[Extracted records]
-=-=-

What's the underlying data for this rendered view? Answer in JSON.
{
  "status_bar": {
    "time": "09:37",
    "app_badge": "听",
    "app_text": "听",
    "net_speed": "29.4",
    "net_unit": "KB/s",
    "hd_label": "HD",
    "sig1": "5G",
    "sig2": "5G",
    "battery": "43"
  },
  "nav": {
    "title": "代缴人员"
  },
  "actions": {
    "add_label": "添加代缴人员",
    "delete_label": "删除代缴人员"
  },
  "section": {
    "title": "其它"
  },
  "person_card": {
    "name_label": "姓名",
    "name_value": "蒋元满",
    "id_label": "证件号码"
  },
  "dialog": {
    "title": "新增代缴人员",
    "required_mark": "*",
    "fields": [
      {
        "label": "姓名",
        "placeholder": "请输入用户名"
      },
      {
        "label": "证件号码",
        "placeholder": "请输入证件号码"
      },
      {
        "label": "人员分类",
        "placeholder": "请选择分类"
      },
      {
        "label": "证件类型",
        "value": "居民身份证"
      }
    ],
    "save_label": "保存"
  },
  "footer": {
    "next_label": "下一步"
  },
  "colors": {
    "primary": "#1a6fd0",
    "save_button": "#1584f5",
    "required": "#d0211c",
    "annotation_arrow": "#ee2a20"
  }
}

-=-=-

Write out the data exactly as it stands.

> [Result of this exercise]:
What's the underlying data for this rendered view? Answer in JSON.
{
  "status_bar": {
    "time": "09:37",
    "app_badge": "听",
    "app_text": "听",
    "net_speed": "29.4",
    "net_unit": "KB/s",
    "hd_label": "HD",
    "sig1": "5G",
    "sig2": "5G",
    "battery": "43"
  },
  "nav": {
    "title": "代缴人员"
  },
  "actions": {
    "add_label": "添加代缴人员",
    "delete_label": "删除代缴人员"
  },
  "section": {
    "title": "其它"
  },
  "person_card": {
    "name_label": "姓名",
    "name_value": "蒋元满",
    "id_label": "证件号码"
  },
  "dialog": {
    "title": "新增代缴人员",
    "required_mark": "*",
    "fields": [
      {
        "label": "姓名",
        "placeholder": "请输入用户名"
      },
      {
        "label": "证件号码",
        "placeholder": "请输入证件号码"
      },
      {
        "label": "人员分类",
        "placeholder": "请选择分类"
      },
      {
        "label": "证件类型",
        "value": "居民身份证"
      }
    ],
    "save_label": "保存"
  },
  "footer": {
    "next_label": "下一步"
  },
  "colors": {
    "primary": "#1a6fd0",
    "save_button": "#1584f5",
    "required": "#d0211c",
    "annotation_arrow": "#ee2a20"
  }
}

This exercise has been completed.